◆ **Prompt**:
Pick out every line that holds the string "sender" and copy it.
--- BEGIN Record set ---
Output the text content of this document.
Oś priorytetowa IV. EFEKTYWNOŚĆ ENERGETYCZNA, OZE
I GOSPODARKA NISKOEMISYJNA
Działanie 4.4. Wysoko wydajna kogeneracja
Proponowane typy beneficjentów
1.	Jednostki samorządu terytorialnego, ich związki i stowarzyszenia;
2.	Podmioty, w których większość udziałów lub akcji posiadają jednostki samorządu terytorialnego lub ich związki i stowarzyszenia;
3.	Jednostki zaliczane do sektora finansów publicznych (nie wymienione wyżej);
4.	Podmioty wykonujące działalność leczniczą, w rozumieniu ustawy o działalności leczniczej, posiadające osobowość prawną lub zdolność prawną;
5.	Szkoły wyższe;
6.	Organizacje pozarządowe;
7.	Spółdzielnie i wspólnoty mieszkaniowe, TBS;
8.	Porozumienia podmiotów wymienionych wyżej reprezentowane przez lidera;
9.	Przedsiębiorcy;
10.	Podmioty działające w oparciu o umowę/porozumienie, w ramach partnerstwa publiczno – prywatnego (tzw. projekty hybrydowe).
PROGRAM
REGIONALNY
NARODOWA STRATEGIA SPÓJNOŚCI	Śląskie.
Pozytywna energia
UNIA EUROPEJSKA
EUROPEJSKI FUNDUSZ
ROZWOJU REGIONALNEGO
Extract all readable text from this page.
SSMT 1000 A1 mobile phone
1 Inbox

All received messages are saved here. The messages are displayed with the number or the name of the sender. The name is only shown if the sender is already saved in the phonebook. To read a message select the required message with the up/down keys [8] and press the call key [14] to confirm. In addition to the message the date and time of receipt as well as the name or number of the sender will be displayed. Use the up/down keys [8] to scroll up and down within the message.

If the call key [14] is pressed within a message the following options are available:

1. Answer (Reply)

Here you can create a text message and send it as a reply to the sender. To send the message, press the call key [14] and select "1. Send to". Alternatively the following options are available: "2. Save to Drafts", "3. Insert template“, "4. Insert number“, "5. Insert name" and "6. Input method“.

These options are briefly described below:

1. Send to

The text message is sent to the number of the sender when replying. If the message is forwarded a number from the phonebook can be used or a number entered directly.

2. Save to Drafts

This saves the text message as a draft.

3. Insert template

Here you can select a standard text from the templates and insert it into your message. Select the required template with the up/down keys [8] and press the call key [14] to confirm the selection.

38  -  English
--- END Record set ---
--- BEGIN Record set ---
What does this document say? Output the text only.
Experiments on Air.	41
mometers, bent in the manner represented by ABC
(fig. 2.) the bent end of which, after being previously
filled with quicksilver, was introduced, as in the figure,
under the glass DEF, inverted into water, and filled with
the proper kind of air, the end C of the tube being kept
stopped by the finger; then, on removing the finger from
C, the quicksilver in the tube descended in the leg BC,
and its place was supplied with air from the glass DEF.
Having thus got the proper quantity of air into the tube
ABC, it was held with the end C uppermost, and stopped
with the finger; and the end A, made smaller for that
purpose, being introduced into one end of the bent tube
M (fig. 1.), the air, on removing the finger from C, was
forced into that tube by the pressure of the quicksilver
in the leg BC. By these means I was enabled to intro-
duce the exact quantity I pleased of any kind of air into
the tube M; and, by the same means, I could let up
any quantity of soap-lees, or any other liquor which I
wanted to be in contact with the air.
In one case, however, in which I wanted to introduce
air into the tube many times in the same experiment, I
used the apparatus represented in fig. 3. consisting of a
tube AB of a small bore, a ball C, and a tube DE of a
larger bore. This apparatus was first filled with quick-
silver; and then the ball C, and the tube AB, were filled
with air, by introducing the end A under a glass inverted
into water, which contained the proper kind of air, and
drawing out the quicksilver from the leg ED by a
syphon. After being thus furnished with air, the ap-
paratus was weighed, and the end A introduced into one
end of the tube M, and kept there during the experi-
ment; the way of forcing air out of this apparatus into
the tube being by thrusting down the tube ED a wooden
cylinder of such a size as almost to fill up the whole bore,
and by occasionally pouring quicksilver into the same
--- END Record set ---
--- BEGIN Record set ---
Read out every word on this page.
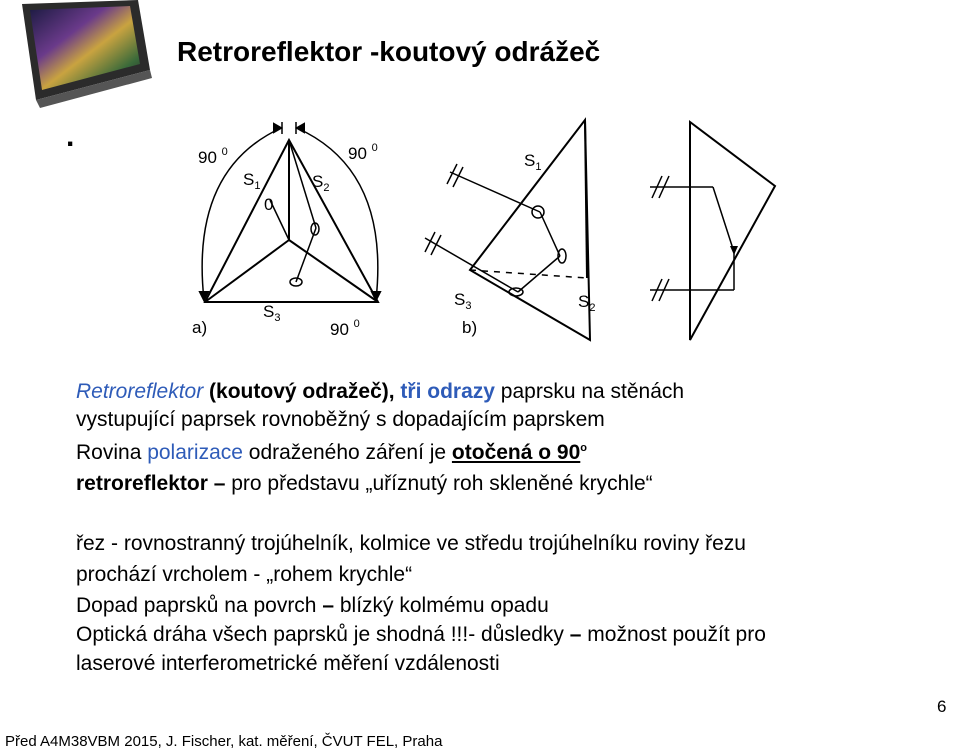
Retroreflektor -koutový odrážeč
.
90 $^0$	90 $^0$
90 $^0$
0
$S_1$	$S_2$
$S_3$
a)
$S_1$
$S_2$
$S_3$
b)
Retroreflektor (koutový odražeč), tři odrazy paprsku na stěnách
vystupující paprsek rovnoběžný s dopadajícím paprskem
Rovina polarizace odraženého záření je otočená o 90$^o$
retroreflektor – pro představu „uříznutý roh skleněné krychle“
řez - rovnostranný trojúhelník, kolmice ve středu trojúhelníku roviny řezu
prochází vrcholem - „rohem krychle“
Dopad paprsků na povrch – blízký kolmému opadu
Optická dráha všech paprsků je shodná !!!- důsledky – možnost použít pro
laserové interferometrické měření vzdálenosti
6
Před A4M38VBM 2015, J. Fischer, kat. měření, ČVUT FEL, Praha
--- END Record set ---
◆ **Written solution**:
All received messages are saved here. The messages are displayed with the number or the name of the sender. The name is only shown if the sender is already saved in the phonebook. To read a message select the required message with the up/down keys [8] and press the call key [14] to confirm. In addition to the message the date and time of receipt as well as the name or number of the sender will be displayed. Use the up/down keys [8] to scroll up and down within the message.
Here you can create a text message and send it as a reply to the sender. To send the message, press the call key [14] and select "1. Send to". Alternatively the following options are available: "2. Save to Drafts", "3. Insert template“, "4. Insert number“, "5. Insert name" and "6. Input method“.
The text message is sent to the number of the sender when replying. If the message is forwarded a number from the phonebook can be used or a number entered directly.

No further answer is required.